== EXTRACTED RECORDS

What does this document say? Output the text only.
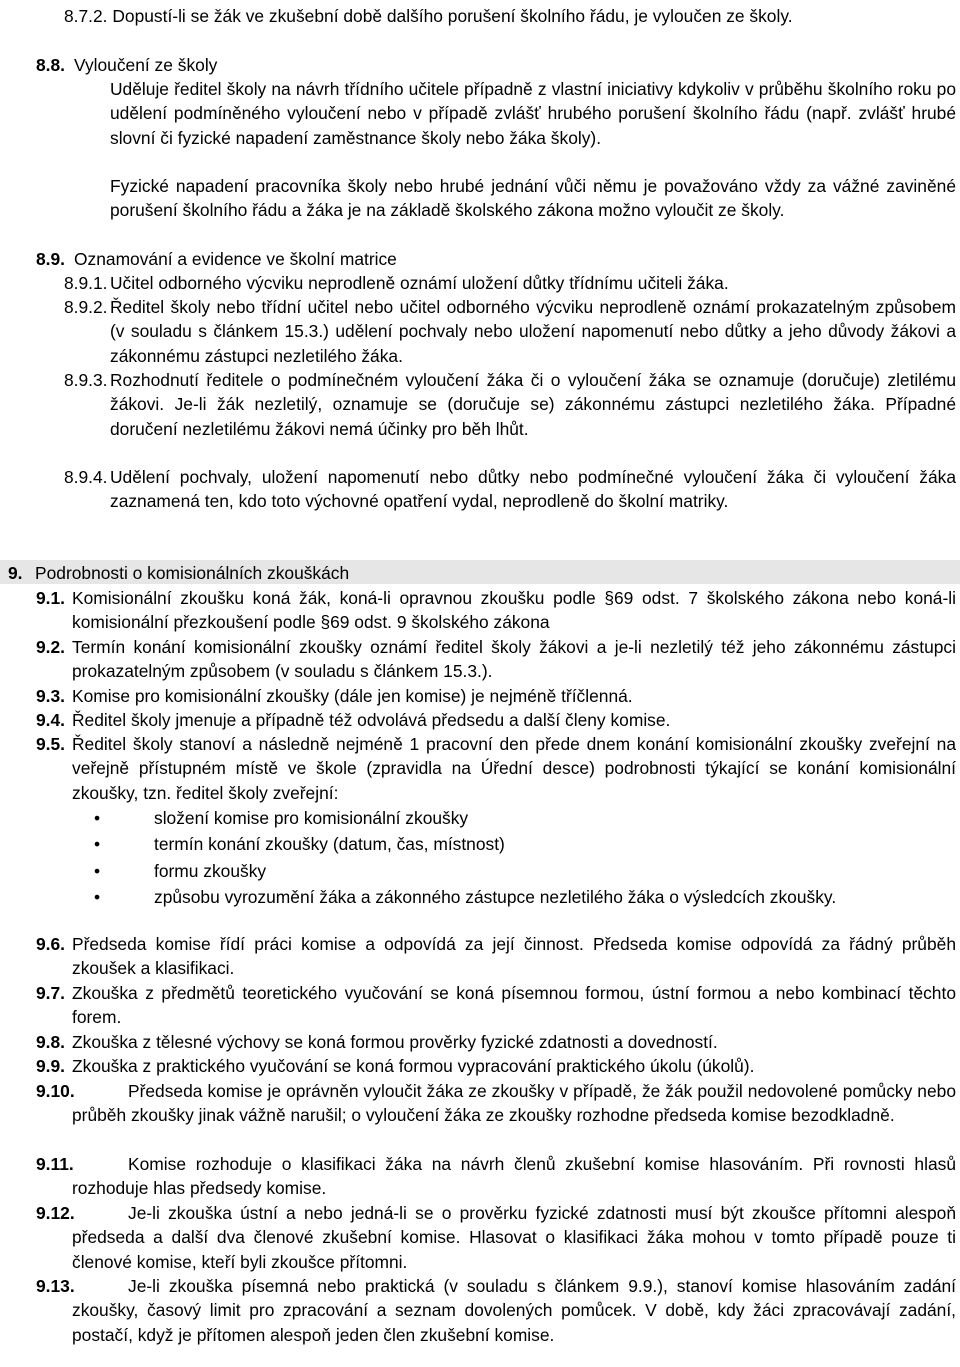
8.7.2. Dopustí-li se žák ve zkušební době dalšího porušení školního řádu, je vyloučen ze školy.
8.8. Vyloučení ze školy
Uděluje ředitel školy na návrh třídního učitele případně z vlastní iniciativy kdykoliv v průběhu školního roku po udělení podmíněného vyloučení nebo v případě zvlášť hrubého porušení školního řádu (např. zvlášť hrubé slovní či fyzické napadení zaměstnance školy nebo žáka školy).
Fyzické napadení pracovníka školy nebo hrubé jednání vůči němu je považováno vždy za vážné zaviněné porušení školního řádu a žáka je na základě školského zákona možno vyloučit ze školy.
8.9. Oznamování a evidence ve školní matrice
8.9.1. Učitel odborného výcviku neprodleně oznámí uložení důtky třídnímu učiteli žáka.
8.9.2. Ředitel školy nebo třídní učitel nebo učitel odborného výcviku neprodleně oznámí prokazatelným způsobem (v souladu s článkem 15.3.) udělení pochvaly nebo uložení napomenutí nebo důtky a jeho důvody žákovi a zákonnému zástupci nezletilého žáka.
8.9.3. Rozhodnutí ředitele o podmínečném vyloučení žáka či o vyloučení žáka se oznamuje (doručuje) zletilému žákovi. Je-li žák nezletilý, oznamuje se (doručuje se) zákonnému zástupci nezletilého žáka. Případné doručení nezletilému žákovi nemá účinky pro běh lhůt.
8.9.4. Udělení pochvaly, uložení napomenutí nebo důtky nebo podmínečné vyloučení žáka či vyloučení žáka zaznamená ten, kdo toto výchovné opatření vydal, neprodleně do školní matriky.
9. Podrobnosti o komisionálních zkouškách
9.1. Komisionální zkoušku koná žák, koná-li opravnou zkoušku podle §69 odst. 7 školského zákona nebo koná-li komisionální přezkoušení podle §69 odst. 9 školského zákona
9.2. Termín konání komisionální zkoušky oznámí ředitel školy žákovi a je-li nezletilý též jeho zákonnému zástupci prokazatelným způsobem (v souladu s článkem 15.3.).
9.3. Komise pro komisionální zkoušky (dále jen komise) je nejméně tříčlenná.
9.4. Ředitel školy jmenuje a případně též odvolává předsedu a další členy komise.
9.5. Ředitel školy stanoví a následně nejméně 1 pracovní den přede dnem konání komisionální zkoušky zveřejní na veřejně přístupném místě ve škole (zpravidla na Úřední desce) podrobnosti týkající se konání komisionální zkoušky, tzn. ředitel školy zveřejní:
• složení komise pro komisionální zkoušky
• termín konání zkoušky (datum, čas, místnost)
• formu zkoušky
• způsobu vyrozumění žáka a zákonného zástupce nezletilého žáka o výsledcích zkoušky.
9.6. Předseda komise řídí práci komise a odpovídá za její činnost. Předseda komise odpovídá za řádný průběh zkoušek a klasifikaci.
9.7. Zkouška z předmětů teoretického vyučování se koná písemnou formou, ústní formou a nebo kombinací těchto forem.
9.8. Zkouška z tělesné výchovy se koná formou prověrky fyzické zdatnosti a dovedností.
9.9. Zkouška z praktického vyučování se koná formou vypracování praktického úkolu (úkolů).
9.10.	Předseda komise je oprávněn vyloučit žáka ze zkoušky v případě, že žák použil nedovolené pomůcky nebo průběh zkoušky jinak vážně narušil; o vyloučení žáka ze zkoušky rozhodne předseda komise bezodkladně.
9.11.	Komise rozhoduje o klasifikaci žáka na návrh členů zkušební komise hlasováním. Při rovnosti hlasů rozhoduje hlas předsedy komise.
9.12.	Je-li zkouška ústní a nebo jedná-li se o prověrku fyzické zdatnosti musí být zkoušce přítomni alespoň předseda a další dva členové zkušební komise. Hlasovat o klasifikaci žáka mohou v tomto případě pouze ti členové komise, kteří byli zkoušce přítomni.
9.13.	Je-li zkouška písemná nebo praktická (v souladu s článkem 9.9.), stanoví komise hlasováním zadání zkoušky, časový limit pro zpracování a seznam dovolených pomůcek. V době, kdy žáci zpracovávají zadání, postačí, když je přítomen alespoň jeden člen zkušební komise.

====

## STATED PROBLEM
Check each line of the entries above, and show every one holding the word "výcviku".

## WRITTEN SOLUTION
8.9.1. Učitel odborného výcviku neprodleně oznámí uložení důtky třídnímu učiteli žáka.
8.9.2. Ředitel školy nebo třídní učitel nebo učitel odborného výcviku neprodleně oznámí prokazatelným způsobem (v souladu s článkem 15.3.) udělení pochvaly nebo uložení napomenutí nebo důtky a jeho důvody žákovi a zákonnému zástupci nezletilého žáka.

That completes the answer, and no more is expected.